* **Directions**:
Scan the records below, and wherever a line has the word "stage", pull it out.

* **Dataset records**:
--

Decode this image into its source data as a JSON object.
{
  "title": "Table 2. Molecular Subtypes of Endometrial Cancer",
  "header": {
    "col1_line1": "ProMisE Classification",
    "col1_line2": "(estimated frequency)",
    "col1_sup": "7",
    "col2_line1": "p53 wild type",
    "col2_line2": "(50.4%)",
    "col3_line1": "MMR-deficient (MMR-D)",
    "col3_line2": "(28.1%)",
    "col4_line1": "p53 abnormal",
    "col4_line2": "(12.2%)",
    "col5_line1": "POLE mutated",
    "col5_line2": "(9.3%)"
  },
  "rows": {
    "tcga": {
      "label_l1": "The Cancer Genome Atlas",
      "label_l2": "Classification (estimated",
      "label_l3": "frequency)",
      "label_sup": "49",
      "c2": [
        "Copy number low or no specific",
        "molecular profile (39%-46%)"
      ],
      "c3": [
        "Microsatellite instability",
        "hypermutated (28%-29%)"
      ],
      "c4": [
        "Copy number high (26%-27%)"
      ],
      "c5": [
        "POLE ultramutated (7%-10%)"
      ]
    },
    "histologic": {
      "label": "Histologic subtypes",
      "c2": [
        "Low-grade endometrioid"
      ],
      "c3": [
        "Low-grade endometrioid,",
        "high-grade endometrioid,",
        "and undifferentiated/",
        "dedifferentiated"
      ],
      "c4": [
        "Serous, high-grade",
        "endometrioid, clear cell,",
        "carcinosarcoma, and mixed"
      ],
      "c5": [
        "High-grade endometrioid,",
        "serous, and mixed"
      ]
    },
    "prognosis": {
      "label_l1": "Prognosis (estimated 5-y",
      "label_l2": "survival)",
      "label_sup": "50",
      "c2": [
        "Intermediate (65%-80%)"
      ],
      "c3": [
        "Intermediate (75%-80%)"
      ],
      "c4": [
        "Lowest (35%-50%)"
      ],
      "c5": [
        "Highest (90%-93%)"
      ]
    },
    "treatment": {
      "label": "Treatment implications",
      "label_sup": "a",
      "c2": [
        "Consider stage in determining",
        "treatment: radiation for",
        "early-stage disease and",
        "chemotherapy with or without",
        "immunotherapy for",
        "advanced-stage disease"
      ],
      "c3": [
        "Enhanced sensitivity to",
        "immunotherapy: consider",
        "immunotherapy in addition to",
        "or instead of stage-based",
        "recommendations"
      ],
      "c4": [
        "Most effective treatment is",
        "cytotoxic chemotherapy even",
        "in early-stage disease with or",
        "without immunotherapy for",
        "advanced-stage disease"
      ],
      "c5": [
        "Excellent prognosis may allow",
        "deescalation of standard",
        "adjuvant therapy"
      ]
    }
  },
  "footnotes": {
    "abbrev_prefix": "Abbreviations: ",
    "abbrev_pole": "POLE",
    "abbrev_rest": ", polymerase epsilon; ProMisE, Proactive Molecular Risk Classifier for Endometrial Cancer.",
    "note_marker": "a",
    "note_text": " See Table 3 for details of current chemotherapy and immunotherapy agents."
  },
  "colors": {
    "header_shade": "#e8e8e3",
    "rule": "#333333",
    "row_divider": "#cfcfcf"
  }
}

--

* **Answer to this problem**:
        "Consider stage in determining",
        "early-stage disease and",
        "advanced-stage disease"
        "or instead of stage-based",
        "in early-stage disease with or",
        "advanced-stage disease"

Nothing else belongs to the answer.